§ Task prompt
Identify and copy all lines of the material where the string "свѣдѣнія" is found.

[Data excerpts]
########
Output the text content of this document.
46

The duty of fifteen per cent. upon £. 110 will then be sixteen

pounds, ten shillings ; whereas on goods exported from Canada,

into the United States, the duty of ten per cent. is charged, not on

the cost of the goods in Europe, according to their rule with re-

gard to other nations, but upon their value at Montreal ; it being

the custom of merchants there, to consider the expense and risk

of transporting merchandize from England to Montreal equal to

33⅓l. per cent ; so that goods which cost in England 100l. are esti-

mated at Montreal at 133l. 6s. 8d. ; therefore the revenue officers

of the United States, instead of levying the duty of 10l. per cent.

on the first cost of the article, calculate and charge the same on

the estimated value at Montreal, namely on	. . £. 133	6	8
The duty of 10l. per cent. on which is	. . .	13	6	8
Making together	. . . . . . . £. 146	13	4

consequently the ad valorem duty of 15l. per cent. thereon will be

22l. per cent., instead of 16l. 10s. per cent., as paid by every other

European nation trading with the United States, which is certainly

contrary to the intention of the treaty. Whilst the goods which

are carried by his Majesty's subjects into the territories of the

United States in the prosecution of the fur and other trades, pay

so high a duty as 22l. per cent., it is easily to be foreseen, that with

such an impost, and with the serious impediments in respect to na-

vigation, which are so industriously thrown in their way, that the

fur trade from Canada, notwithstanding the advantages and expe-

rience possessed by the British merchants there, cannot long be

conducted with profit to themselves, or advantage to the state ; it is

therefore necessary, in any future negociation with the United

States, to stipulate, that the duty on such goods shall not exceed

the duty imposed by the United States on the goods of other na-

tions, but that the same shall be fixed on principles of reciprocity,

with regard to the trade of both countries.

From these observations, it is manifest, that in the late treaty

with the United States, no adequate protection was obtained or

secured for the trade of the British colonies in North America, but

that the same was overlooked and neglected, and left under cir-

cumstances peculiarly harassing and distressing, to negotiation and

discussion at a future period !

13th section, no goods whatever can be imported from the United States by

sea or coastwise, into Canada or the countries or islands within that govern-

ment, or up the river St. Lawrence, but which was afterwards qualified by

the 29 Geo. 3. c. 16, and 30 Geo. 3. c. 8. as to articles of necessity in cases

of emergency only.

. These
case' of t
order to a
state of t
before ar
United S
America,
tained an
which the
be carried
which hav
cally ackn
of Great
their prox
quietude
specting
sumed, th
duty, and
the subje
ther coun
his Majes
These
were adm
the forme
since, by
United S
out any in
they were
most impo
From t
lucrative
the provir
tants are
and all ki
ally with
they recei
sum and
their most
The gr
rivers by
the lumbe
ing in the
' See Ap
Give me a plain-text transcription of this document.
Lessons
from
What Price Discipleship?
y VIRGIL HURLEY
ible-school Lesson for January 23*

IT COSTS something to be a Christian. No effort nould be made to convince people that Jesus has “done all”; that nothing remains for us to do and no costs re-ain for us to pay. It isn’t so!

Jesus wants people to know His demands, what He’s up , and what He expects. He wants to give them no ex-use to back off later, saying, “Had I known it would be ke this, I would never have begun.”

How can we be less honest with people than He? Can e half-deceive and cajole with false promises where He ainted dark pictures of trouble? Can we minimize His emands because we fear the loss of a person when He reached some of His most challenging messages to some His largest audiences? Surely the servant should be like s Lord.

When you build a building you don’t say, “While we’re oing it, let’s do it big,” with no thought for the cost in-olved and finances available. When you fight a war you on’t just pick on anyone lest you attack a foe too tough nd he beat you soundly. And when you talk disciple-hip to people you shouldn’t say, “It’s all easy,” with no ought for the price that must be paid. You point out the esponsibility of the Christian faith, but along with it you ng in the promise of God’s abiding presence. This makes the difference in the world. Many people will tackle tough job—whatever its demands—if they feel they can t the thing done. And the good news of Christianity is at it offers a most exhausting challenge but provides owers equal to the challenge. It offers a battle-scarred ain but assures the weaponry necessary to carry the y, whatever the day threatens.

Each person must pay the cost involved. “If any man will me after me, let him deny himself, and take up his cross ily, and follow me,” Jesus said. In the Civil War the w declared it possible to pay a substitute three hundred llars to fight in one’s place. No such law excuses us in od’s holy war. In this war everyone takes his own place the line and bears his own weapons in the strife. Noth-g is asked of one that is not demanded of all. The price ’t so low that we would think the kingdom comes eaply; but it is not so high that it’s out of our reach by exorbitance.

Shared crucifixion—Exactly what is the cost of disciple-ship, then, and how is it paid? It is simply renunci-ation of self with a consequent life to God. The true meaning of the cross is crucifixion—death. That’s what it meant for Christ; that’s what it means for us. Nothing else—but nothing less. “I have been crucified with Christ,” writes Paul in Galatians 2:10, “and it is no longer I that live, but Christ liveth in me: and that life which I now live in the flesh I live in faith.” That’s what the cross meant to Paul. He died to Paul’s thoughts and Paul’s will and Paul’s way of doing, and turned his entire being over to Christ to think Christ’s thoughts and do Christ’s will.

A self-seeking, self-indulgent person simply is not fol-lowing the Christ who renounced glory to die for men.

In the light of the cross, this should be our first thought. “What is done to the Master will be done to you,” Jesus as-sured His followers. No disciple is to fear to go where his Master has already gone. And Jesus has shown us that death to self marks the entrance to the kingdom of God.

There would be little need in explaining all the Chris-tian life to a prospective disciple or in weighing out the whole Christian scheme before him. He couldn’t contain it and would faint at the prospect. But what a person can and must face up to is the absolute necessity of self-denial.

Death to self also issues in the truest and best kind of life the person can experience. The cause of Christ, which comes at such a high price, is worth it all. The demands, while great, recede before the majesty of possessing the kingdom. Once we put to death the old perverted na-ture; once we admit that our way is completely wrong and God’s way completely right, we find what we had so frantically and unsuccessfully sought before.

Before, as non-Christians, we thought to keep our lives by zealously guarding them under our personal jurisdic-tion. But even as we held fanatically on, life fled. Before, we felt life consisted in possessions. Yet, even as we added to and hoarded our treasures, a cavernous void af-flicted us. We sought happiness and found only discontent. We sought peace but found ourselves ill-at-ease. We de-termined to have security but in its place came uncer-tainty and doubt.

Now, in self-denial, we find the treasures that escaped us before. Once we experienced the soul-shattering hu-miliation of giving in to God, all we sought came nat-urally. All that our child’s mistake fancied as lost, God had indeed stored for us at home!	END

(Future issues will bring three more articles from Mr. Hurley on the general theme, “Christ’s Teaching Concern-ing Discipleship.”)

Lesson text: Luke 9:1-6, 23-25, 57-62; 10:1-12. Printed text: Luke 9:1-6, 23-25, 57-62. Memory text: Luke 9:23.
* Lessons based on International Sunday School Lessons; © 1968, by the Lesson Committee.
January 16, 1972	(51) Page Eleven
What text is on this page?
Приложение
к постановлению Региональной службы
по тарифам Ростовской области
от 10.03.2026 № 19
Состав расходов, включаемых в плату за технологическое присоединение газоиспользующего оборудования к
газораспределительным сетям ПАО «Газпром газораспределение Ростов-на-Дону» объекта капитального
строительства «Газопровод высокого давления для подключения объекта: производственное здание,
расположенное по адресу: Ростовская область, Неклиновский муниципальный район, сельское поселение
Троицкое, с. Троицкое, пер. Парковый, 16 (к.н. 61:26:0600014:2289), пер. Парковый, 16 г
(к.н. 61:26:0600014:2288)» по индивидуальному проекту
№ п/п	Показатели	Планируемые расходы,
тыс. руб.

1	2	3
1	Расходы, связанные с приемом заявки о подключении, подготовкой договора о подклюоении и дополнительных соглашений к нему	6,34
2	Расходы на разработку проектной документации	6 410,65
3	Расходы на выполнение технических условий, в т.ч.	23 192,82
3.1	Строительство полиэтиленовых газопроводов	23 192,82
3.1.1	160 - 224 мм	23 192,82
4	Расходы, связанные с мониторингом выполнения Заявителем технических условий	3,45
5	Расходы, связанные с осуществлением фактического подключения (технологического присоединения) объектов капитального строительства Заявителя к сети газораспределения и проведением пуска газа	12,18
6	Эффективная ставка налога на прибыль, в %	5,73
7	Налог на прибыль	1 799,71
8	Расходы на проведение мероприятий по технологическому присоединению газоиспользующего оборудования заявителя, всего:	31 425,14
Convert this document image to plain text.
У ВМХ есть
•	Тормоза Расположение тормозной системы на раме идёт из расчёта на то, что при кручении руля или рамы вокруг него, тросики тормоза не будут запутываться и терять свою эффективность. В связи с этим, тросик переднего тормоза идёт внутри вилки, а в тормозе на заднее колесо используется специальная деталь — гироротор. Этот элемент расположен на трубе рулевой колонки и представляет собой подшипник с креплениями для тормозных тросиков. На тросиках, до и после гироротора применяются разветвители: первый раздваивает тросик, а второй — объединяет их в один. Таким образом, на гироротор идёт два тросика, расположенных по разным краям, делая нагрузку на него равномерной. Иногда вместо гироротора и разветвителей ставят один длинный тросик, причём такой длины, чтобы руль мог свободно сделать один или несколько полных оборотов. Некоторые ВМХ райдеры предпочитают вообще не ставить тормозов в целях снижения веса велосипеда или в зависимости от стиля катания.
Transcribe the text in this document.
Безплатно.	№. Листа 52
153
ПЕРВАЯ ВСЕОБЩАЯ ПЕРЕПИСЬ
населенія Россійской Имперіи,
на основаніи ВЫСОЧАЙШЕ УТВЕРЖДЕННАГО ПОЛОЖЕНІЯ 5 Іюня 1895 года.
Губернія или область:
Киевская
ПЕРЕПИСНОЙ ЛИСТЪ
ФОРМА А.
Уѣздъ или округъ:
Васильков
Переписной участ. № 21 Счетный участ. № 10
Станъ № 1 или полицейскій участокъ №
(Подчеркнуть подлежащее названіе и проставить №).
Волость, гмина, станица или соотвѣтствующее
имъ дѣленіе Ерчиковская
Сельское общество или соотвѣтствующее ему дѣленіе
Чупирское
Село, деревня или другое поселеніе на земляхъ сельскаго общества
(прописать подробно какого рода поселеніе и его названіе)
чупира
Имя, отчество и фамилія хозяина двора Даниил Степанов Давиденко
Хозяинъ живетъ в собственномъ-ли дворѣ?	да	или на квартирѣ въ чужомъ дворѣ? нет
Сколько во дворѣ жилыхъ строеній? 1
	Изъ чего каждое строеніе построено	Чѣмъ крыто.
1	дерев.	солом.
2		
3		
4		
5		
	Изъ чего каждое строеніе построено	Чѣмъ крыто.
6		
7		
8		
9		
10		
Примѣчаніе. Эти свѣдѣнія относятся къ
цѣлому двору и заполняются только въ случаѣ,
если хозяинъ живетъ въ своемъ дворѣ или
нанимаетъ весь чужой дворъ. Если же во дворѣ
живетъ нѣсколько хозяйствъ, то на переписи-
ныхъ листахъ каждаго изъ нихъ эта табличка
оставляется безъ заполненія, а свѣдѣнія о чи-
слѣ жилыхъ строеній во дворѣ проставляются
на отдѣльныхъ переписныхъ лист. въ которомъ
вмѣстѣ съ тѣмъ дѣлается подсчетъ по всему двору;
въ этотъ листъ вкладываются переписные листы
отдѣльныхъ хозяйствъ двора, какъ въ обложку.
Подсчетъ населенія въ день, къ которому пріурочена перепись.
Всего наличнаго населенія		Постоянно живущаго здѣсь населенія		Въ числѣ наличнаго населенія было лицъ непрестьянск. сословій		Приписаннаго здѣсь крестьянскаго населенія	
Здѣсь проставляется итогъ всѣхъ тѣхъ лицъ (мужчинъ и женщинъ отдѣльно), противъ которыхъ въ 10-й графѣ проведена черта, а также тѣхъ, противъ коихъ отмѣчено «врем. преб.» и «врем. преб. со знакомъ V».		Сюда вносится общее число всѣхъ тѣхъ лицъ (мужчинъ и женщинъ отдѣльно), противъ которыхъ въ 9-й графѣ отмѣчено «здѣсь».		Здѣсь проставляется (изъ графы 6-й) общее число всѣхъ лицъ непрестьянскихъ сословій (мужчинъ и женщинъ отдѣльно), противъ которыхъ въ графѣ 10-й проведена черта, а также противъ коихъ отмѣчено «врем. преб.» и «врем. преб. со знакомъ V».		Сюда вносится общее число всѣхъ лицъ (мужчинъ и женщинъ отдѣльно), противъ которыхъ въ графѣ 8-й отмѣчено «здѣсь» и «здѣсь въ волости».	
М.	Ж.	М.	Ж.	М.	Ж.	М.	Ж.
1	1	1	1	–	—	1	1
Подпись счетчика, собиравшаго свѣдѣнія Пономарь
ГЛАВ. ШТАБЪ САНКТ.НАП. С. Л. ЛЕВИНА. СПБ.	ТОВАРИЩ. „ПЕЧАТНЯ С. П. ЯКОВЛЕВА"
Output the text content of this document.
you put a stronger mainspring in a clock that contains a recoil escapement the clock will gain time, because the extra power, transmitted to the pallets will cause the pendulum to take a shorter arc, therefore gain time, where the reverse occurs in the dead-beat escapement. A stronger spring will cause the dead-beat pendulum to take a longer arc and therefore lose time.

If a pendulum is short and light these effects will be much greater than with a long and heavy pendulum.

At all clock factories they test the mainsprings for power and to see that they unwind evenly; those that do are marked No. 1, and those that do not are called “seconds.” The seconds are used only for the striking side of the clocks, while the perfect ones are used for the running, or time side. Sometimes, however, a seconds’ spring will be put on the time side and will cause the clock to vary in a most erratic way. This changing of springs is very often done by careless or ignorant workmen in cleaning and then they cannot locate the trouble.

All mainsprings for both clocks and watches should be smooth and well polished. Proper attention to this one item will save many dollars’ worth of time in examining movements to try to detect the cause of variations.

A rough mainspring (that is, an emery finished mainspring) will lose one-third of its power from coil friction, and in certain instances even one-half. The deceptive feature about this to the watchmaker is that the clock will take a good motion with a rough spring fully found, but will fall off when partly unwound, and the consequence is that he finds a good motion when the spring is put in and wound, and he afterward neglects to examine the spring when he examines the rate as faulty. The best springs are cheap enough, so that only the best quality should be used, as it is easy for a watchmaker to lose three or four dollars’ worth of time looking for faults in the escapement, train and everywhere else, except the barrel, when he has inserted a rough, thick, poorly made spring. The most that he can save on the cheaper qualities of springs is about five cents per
########
§ In response
Примѣчаніе. Эти свѣдѣнія относятся къ
оставляется безъ заполненія, а свѣдѣнія о чи-
Подпись счетчика, собиравшаго свѣдѣнія Пономарь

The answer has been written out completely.